▸ **Task requirements**: Images should be left out, and everything else in the listing reproduced exactly.

▸ **Data supplied**:
-=-=-

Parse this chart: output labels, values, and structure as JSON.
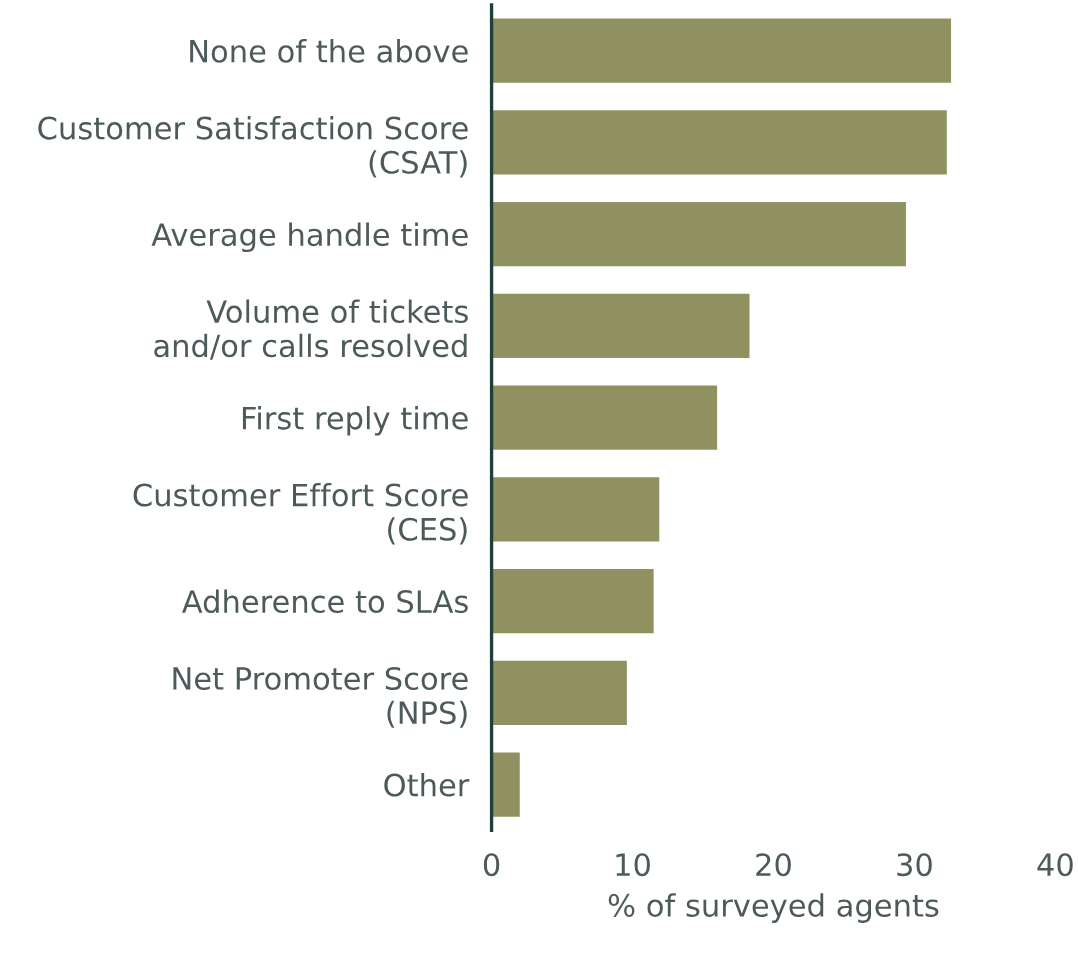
{
  "chart_data": {
    "type": "bar",
    "orientation": "horizontal",
    "categories": [
      "None of the above",
      "Customer Satisfaction Score\n(CSAT)",
      "Average handle time",
      "Volume of tickets\nand/or calls resolved",
      "First reply time",
      "Customer Effort Score\n(CES)",
      "Adherence to SLAs",
      "Net Promoter Score\n(NPS)",
      "Other"
    ],
    "values": [
      32.6,
      32.3,
      29.4,
      18.3,
      16.0,
      11.9,
      11.5,
      9.6,
      2.0
    ],
    "color": "#8f9160",
    "xlabel": "% of surveyed agents",
    "xlim": [
      0,
      40
    ],
    "xticks": [
      0,
      10,
      20,
      30,
      40
    ],
    "grid": false,
    "legend": false
  }
}
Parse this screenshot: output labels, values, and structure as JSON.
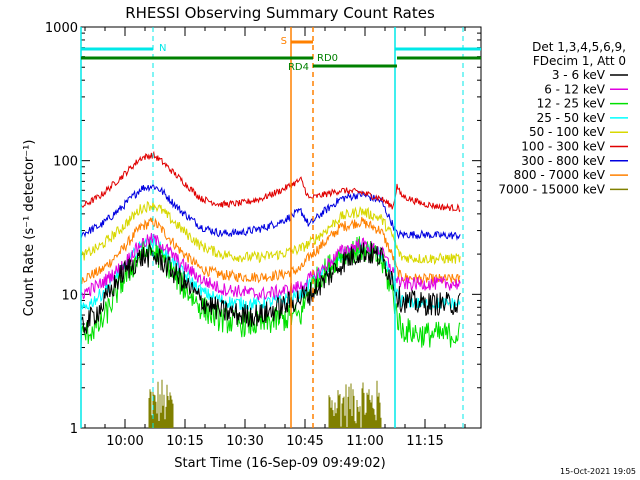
{
  "chart_data": {
    "type": "line",
    "title": "RHESSI Observing Summary Count Rates",
    "xlabel": "Start Time (16-Sep-09 09:49:02)",
    "ylabel": "Count Rate (s⁻¹ detector⁻¹)",
    "yscale": "log",
    "ylim": [
      1,
      1000
    ],
    "xlim_minutes_after_0949": [
      0,
      100
    ],
    "x_tick_labels": [
      "10:00",
      "10:15",
      "10:30",
      "10:45",
      "11:00",
      "11:15"
    ],
    "x_tick_minutes": [
      11,
      26,
      41,
      56,
      71,
      86
    ],
    "y_tick_labels": [
      "1",
      "10",
      "100",
      "1000"
    ],
    "y_tick_values": [
      1,
      10,
      100,
      1000
    ],
    "legend": {
      "position": "right",
      "header": [
        "Det 1,3,4,5,6,9,",
        "FDecim 1, Att 0"
      ],
      "entries": [
        {
          "label": "3 - 6 keV",
          "color": "#000000"
        },
        {
          "label": "6 - 12 keV",
          "color": "#e000e0"
        },
        {
          "label": "12 - 25 keV",
          "color": "#00e000"
        },
        {
          "label": "25 - 50 keV",
          "color": "#00ffff"
        },
        {
          "label": "50 - 100 keV",
          "color": "#d8d800"
        },
        {
          "label": "100 - 300 keV",
          "color": "#e00000"
        },
        {
          "label": "300 - 800 keV",
          "color": "#0000e0"
        },
        {
          "label": "800 - 7000 keV",
          "color": "#ff8000"
        },
        {
          "label": "7000 - 15000 keV",
          "color": "#808000"
        }
      ]
    },
    "annotations": [
      {
        "label": "N",
        "kind": "night",
        "color": "#00e8e8"
      },
      {
        "label": "S",
        "kind": "saa",
        "color": "#ff8000"
      },
      {
        "label": "RD0",
        "kind": "decimation",
        "color": "#008000"
      },
      {
        "label": "RD4",
        "kind": "decimation",
        "color": "#008000"
      }
    ],
    "series_x_minutes": [
      0,
      5,
      10,
      15,
      18,
      20,
      25,
      30,
      35,
      40,
      45,
      50,
      55,
      57,
      60,
      65,
      70,
      75,
      78,
      79,
      80,
      85,
      90,
      95
    ],
    "series": [
      {
        "name": "3 - 6 keV",
        "color": "#000000",
        "values": [
          5.5,
          8,
          14,
          19,
          19.5,
          18,
          13,
          9,
          7.5,
          7,
          7,
          8,
          9.5,
          10,
          12,
          17,
          21,
          19,
          13,
          10,
          9,
          8.5,
          8.5,
          8.5
        ]
      },
      {
        "name": "6 - 12 keV",
        "color": "#e000e0",
        "values": [
          10,
          12,
          16,
          24,
          26,
          24,
          17,
          13,
          11,
          10.5,
          10,
          10.5,
          11.5,
          13,
          15,
          21,
          24,
          21,
          15,
          13,
          12,
          12,
          12,
          12
        ]
      },
      {
        "name": "12 - 25 keV",
        "color": "#00e000",
        "values": [
          4.8,
          6,
          12,
          20,
          21,
          19,
          12,
          8,
          6.5,
          6,
          6,
          6.5,
          7,
          11,
          14,
          20,
          22,
          18,
          10,
          7,
          5.5,
          5,
          5,
          5
        ]
      },
      {
        "name": "25 - 50 keV",
        "color": "#00ffff",
        "values": [
          7.5,
          10,
          15,
          23,
          24,
          22,
          15,
          10.5,
          9,
          8.5,
          8.5,
          9,
          10,
          12,
          14,
          19,
          22,
          20,
          12,
          10,
          9,
          8.5,
          8.5,
          8.5
        ]
      },
      {
        "name": "50 - 100 keV",
        "color": "#d8d800",
        "values": [
          19,
          23,
          31,
          44,
          47,
          43,
          31,
          23,
          20,
          19,
          19,
          20,
          22,
          24,
          28,
          38,
          42,
          37,
          27,
          22,
          19,
          18.5,
          18.5,
          18.5
        ]
      },
      {
        "name": "100 - 300 keV",
        "color": "#e00000",
        "values": [
          45,
          55,
          75,
          105,
          110,
          100,
          72,
          52,
          47,
          48,
          52,
          60,
          72,
          52,
          55,
          60,
          58,
          52,
          45,
          65,
          55,
          48,
          45,
          44
        ]
      },
      {
        "name": "300 - 800 keV",
        "color": "#0000e0",
        "values": [
          28,
          33,
          44,
          62,
          65,
          60,
          42,
          32,
          28.5,
          29,
          31,
          35,
          42,
          33,
          40,
          52,
          56,
          50,
          33,
          28,
          28,
          28,
          27.5,
          27.5
        ]
      },
      {
        "name": "800 - 7000 keV",
        "color": "#ff8000",
        "values": [
          13,
          15,
          21,
          32,
          35,
          31,
          21,
          15.5,
          14,
          13.5,
          13.5,
          14,
          15.5,
          19,
          23,
          32,
          35,
          30,
          19,
          15,
          13.5,
          13,
          13,
          13
        ]
      }
    ],
    "bursts": [
      {
        "name": "7000 - 15000 keV",
        "color": "#808000",
        "ranges_minutes": [
          [
            17,
            23
          ],
          [
            62,
            75
          ]
        ],
        "level_range": [
          1,
          2.5
        ]
      }
    ]
  },
  "footer": {
    "timestamp": "15-Oct-2021 19:05"
  }
}
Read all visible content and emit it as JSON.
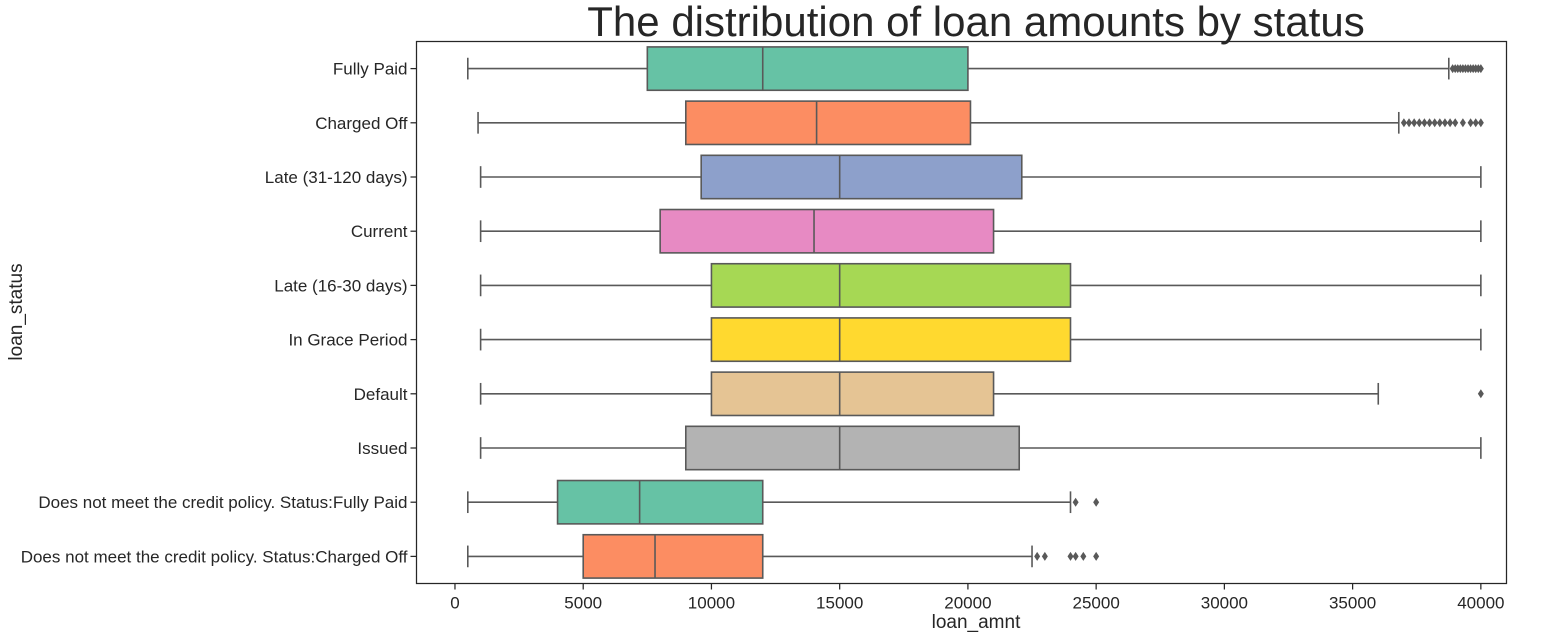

-=-=-

▸ **Response for this exercise**:
Parse this chart: output labels, values, and structure as JSON.
{
  "chart_data": {
    "type": "bar",
    "orientation": "horizontal",
    "categories": [
      "None of the above",
      "Customer Satisfaction Score\n(CSAT)",
      "Average handle time",
      "Volume of tickets\nand/or calls resolved",
      "First reply time",
      "Customer Effort Score\n(CES)",
      "Adherence to SLAs",
      "Net Promoter Score\n(NPS)",
      "Other"
    ],
    "values": [
      32.6,
      32.3,
      29.4,
      18.3,
      16.0,
      11.9,
      11.5,
      9.6,
      2.0
    ],
    "color": "#8f9160",
    "xlabel": "% of surveyed agents",
    "xlim": [
      0,
      40
    ],
    "xticks": [
      0,
      10,
      20,
      30,
      40
    ],
    "grid": false,
    "legend": false
  }
}
Parse this screenshot: output labels, values, and structure as JSON.
{
  "chart_data": {
    "type": "line",
    "title": "RHESSI Observing Summary Count Rates",
    "xlabel": "Start Time (16-Sep-09 09:49:02)",
    "ylabel": "Count Rate (s⁻¹ detector⁻¹)",
    "yscale": "log",
    "ylim": [
      1,
      1000
    ],
    "xlim_minutes_after_0949": [
      0,
      100
    ],
    "x_tick_labels": [
      "10:00",
      "10:15",
      "10:30",
      "10:45",
      "11:00",
      "11:15"
    ],
    "x_tick_minutes": [
      11,
      26,
      41,
      56,
      71,
      86
    ],
    "y_tick_labels": [
      "1",
      "10",
      "100",
      "1000"
    ],
    "y_tick_values": [
      1,
      10,
      100,
      1000
    ],
    "legend": {
      "position": "right",
      "header": [
        "Det 1,3,4,5,6,9,",
        "FDecim 1, Att 0"
      ],
      "entries": [
        {
          "label": "3 - 6 keV",
          "color": "#000000"
        },
        {
          "label": "6 - 12 keV",
          "color": "#e000e0"
        },
        {
          "label": "12 - 25 keV",
          "color": "#00e000"
        },
        {
          "label": "25 - 50 keV",
          "color": "#00ffff"
        },
        {
          "label": "50 - 100 keV",
          "color": "#d8d800"
        },
        {
          "label": "100 - 300 keV",
          "color": "#e00000"
        },
        {
          "label": "300 - 800 keV",
          "color": "#0000e0"
        },
        {
          "label": "800 - 7000 keV",
          "color": "#ff8000"
        },
        {
          "label": "7000 - 15000 keV",
          "color": "#808000"
        }
      ]
    },
    "annotations": [
      {
        "label": "N",
        "kind": "night",
        "color": "#00e8e8"
      },
      {
        "label": "S",
        "kind": "saa",
        "color": "#ff8000"
      },
      {
        "label": "RD0",
        "kind": "decimation",
        "color": "#008000"
      },
      {
        "label": "RD4",
        "kind": "decimation",
        "color": "#008000"
      }
    ],
    "series_x_minutes": [
      0,
      5,
      10,
      15,
      18,
      20,
      25,
      30,
      35,
      40,
      45,
      50,
      55,
      57,
      60,
      65,
      70,
      75,
      78,
      79,
      80,
      85,
      90,
      95
    ],
    "series": [
      {
        "name": "3 - 6 keV",
        "color": "#000000",
        "values": [
          5.5,
          8,
          14,
          19,
          19.5,
          18,
          13,
          9,
          7.5,
          7,
          7,
          8,
          9.5,
          10,
          12,
          17,
          21,
          19,
          13,
          10,
          9,
          8.5,
          8.5,
          8.5
        ]
      },
      {
        "name": "6 - 12 keV",
        "color": "#e000e0",
        "values": [
          10,
          12,
          16,
          24,
          26,
          24,
          17,
          13,
          11,
          10.5,
          10,
          10.5,
          11.5,
          13,
          15,
          21,
          24,
          21,
          15,
          13,
          12,
          12,
          12,
          12
        ]
      },
      {
        "name": "12 - 25 keV",
        "color": "#00e000",
        "values": [
          4.8,
          6,
          12,
          20,
          21,
          19,
          12,
          8,
          6.5,
          6,
          6,
          6.5,
          7,
          11,
          14,
          20,
          22,
          18,
          10,
          7,
          5.5,
          5,
          5,
          5
        ]
      },
      {
        "name": "25 - 50 keV",
        "color": "#00ffff",
        "values": [
          7.5,
          10,
          15,
          23,
          24,
          22,
          15,
          10.5,
          9,
          8.5,
          8.5,
          9,
          10,
          12,
          14,
          19,
          22,
          20,
          12,
          10,
          9,
          8.5,
          8.5,
          8.5
        ]
      },
      {
        "name": "50 - 100 keV",
        "color": "#d8d800",
        "values": [
          19,
          23,
          31,
          44,
          47,
          43,
          31,
          23,
          20,
          19,
          19,
          20,
          22,
          24,
          28,
          38,
          42,
          37,
          27,
          22,
          19,
          18.5,
          18.5,
          18.5
        ]
      },
      {
        "name": "100 - 300 keV",
        "color": "#e00000",
        "values": [
          45,
          55,
          75,
          105,
          110,
          100,
          72,
          52,
          47,
          48,
          52,
          60,
          72,
          52,
          55,
          60,
          58,
          52,
          45,
          65,
          55,
          48,
          45,
          44
        ]
      },
      {
        "name": "300 - 800 keV",
        "color": "#0000e0",
        "values": [
          28,
          33,
          44,
          62,
          65,
          60,
          42,
          32,
          28.5,
          29,
          31,
          35,
          42,
          33,
          40,
          52,
          56,
          50,
          33,
          28,
          28,
          28,
          27.5,
          27.5
        ]
      },
      {
        "name": "800 - 7000 keV",
        "color": "#ff8000",
        "values": [
          13,
          15,
          21,
          32,
          35,
          31,
          21,
          15.5,
          14,
          13.5,
          13.5,
          14,
          15.5,
          19,
          23,
          32,
          35,
          30,
          19,
          15,
          13.5,
          13,
          13,
          13
        ]
      }
    ],
    "bursts": [
      {
        "name": "7000 - 15000 keV",
        "color": "#808000",
        "ranges_minutes": [
          [
            17,
            23
          ],
          [
            62,
            75
          ]
        ],
        "level_range": [
          1,
          2.5
        ]
      }
    ]
  },
  "footer": {
    "timestamp": "15-Oct-2021 19:05"
  }
}
Read all visible content and emit it as JSON.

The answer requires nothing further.